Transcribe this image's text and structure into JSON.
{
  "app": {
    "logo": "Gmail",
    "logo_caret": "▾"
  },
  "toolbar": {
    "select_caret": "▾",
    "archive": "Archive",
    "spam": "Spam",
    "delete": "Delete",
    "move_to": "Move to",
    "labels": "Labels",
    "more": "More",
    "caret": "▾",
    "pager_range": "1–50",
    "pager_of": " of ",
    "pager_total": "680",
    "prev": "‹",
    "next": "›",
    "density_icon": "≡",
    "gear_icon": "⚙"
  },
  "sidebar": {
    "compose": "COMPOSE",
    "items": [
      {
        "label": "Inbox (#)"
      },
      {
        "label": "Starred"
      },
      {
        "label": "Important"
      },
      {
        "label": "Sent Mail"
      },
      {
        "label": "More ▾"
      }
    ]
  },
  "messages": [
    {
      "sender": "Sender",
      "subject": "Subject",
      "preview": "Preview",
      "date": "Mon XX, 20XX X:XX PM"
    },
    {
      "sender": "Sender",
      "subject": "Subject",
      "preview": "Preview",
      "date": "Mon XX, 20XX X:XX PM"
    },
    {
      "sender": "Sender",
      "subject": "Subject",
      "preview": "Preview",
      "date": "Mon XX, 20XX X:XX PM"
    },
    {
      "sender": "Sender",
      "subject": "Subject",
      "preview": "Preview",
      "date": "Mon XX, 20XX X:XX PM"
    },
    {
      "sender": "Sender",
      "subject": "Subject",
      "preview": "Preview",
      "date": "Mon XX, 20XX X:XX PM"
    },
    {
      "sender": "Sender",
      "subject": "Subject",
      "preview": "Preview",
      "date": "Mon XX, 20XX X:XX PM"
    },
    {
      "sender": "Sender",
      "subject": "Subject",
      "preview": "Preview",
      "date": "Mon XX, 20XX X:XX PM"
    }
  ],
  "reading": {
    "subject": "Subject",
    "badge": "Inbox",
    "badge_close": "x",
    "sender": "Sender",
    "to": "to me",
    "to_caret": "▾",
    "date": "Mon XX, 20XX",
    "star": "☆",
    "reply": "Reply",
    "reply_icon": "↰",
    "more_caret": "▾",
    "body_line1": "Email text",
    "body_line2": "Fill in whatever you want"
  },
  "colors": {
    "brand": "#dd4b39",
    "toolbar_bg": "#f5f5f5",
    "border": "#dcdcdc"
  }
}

+ + + + +

**To be done**
Transcribe the material exactly as it reads.

**Result below**
Transcribe this image's text and structure into JSON.
{
  "app": {
    "logo": "Gmail",
    "logo_caret": "▾"
  },
  "toolbar": {
    "select_caret": "▾",
    "archive": "Archive",
    "spam": "Spam",
    "delete": "Delete",
    "move_to": "Move to",
    "labels": "Labels",
    "more": "More",
    "caret": "▾",
    "pager_range": "1–50",
    "pager_of": " of ",
    "pager_total": "680",
    "prev": "‹",
    "next": "›",
    "density_icon": "≡",
    "gear_icon": "⚙"
  },
  "sidebar": {
    "compose": "COMPOSE",
    "items": [
      {
        "label": "Inbox (#)"
      },
      {
        "label": "Starred"
      },
      {
        "label": "Important"
      },
      {
        "label": "Sent Mail"
      },
      {
        "label": "More ▾"
      }
    ]
  },
  "messages": [
    {
      "sender": "Sender",
      "subject": "Subject",
      "preview": "Preview",
      "date": "Mon XX, 20XX X:XX PM"
    },
    {
      "sender": "Sender",
      "subject": "Subject",
      "preview": "Preview",
      "date": "Mon XX, 20XX X:XX PM"
    },
    {
      "sender": "Sender",
      "subject": "Subject",
      "preview": "Preview",
      "date": "Mon XX, 20XX X:XX PM"
    },
    {
      "sender": "Sender",
      "subject": "Subject",
      "preview": "Preview",
      "date": "Mon XX, 20XX X:XX PM"
    },
    {
      "sender": "Sender",
      "subject": "Subject",
      "preview": "Preview",
      "date": "Mon XX, 20XX X:XX PM"
    },
    {
      "sender": "Sender",
      "subject": "Subject",
      "preview": "Preview",
      "date": "Mon XX, 20XX X:XX PM"
    },
    {
      "sender": "Sender",
      "subject": "Subject",
      "preview": "Preview",
      "date": "Mon XX, 20XX X:XX PM"
    }
  ],
  "reading": {
    "subject": "Subject",
    "badge": "Inbox",
    "badge_close": "x",
    "sender": "Sender",
    "to": "to me",
    "to_caret": "▾",
    "date": "Mon XX, 20XX",
    "star": "☆",
    "reply": "Reply",
    "reply_icon": "↰",
    "more_caret": "▾",
    "body_line1": "Email text",
    "body_line2": "Fill in whatever you want"
  },
  "colors": {
    "brand": "#dd4b39",
    "toolbar_bg": "#f5f5f5",
    "border": "#dcdcdc"
  }
}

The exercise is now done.